*Input*:
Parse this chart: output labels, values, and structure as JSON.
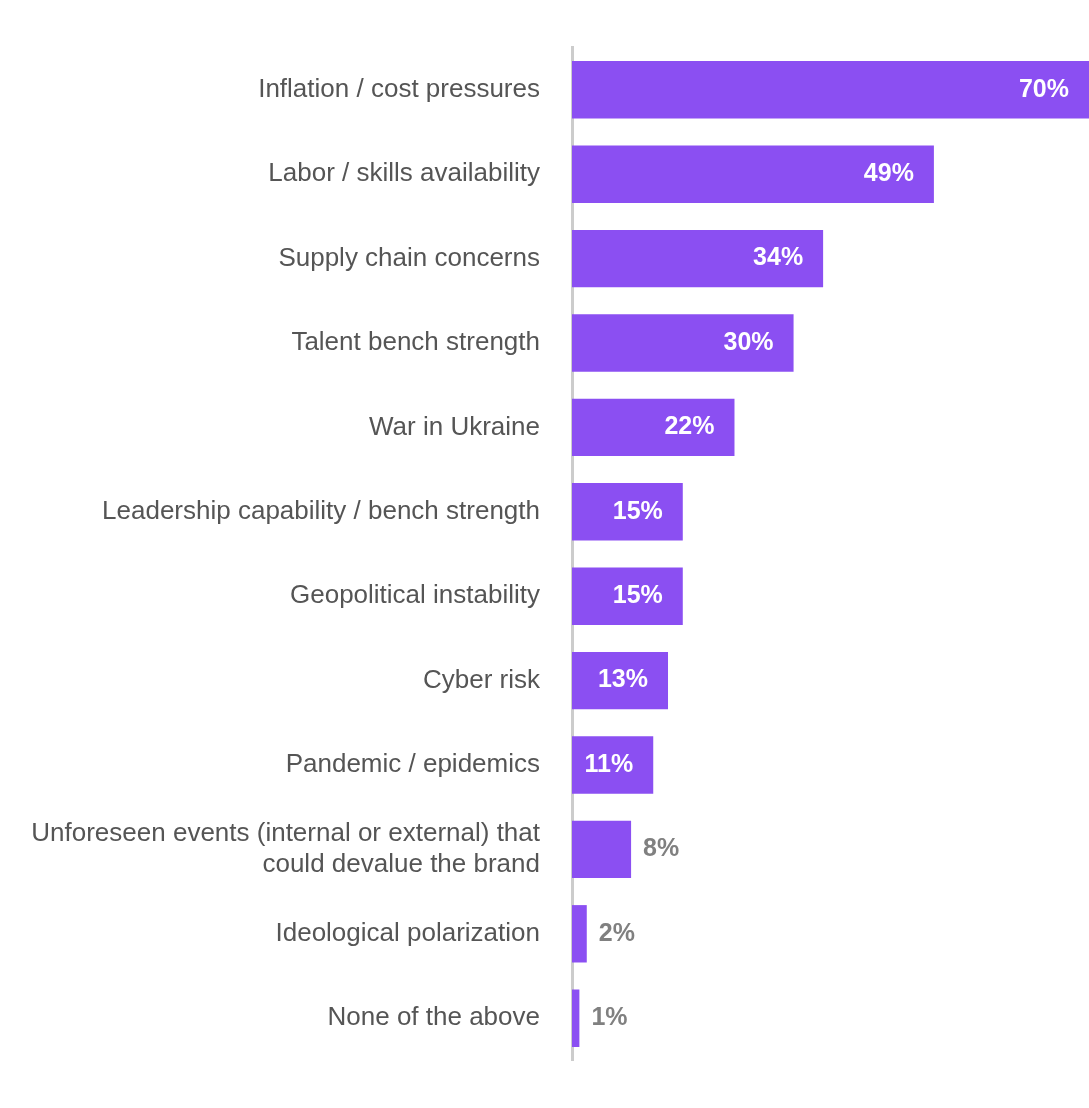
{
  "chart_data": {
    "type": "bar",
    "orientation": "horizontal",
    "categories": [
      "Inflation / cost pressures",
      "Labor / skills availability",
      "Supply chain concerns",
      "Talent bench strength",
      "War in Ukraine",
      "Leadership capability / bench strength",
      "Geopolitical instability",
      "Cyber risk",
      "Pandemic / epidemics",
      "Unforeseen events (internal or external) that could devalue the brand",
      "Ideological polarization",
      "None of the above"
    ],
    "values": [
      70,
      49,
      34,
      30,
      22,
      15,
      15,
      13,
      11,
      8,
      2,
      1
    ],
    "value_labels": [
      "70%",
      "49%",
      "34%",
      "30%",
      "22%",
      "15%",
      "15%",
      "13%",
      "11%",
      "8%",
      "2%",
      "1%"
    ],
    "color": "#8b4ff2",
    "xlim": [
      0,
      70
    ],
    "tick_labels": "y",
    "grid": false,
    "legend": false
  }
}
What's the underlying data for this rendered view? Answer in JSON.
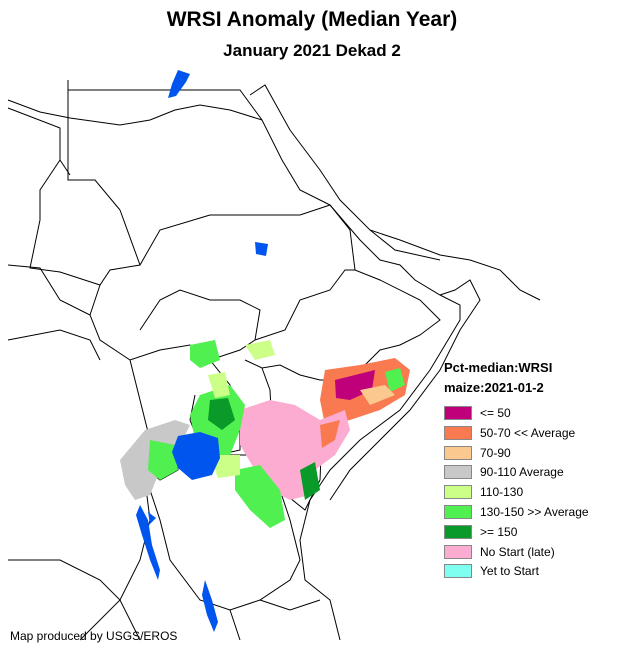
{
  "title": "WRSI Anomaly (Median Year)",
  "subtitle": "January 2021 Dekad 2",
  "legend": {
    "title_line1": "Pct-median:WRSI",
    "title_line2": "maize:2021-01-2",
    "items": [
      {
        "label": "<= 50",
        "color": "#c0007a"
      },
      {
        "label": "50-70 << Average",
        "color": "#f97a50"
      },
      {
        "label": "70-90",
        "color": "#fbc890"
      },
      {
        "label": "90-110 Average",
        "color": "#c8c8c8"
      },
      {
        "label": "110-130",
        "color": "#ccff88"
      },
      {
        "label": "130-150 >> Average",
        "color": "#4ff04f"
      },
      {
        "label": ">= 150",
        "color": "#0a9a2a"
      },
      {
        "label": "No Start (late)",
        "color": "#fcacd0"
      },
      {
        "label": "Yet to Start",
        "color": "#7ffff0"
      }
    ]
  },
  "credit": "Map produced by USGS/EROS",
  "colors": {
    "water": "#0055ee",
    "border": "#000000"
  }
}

*Exercise prompt*:
Return each line in the records that holds the string "this".

*Exercise solution*:
Parse this chart: output labels, values, and structure as JSON.
What's the underlying data for this rendered view? Answer in JSON.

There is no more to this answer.